▶ **Exercise aim**
Do any lines in the data below contain "label"? If so, copy every one of them.

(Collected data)
>> start

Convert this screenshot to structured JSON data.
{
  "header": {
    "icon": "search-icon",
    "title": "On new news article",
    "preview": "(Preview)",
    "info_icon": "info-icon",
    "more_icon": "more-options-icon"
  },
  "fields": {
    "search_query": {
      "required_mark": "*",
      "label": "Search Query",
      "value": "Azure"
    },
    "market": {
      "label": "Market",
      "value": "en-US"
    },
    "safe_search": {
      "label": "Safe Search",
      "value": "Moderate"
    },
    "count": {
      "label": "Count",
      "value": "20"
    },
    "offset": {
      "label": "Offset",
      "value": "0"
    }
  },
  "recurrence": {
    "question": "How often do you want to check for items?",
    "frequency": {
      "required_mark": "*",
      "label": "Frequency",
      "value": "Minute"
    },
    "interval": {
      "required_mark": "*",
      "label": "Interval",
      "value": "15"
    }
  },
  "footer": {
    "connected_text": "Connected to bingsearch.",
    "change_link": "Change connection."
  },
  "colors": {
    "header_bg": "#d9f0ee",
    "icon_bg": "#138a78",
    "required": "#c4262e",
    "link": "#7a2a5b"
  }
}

>> end

▶ **Worked answer**
      "label": "Search Query",
      "label": "Market",
      "label": "Safe Search",
      "label": "Count",
      "label": "Offset",
      "label": "Frequency",
      "label": "Interval",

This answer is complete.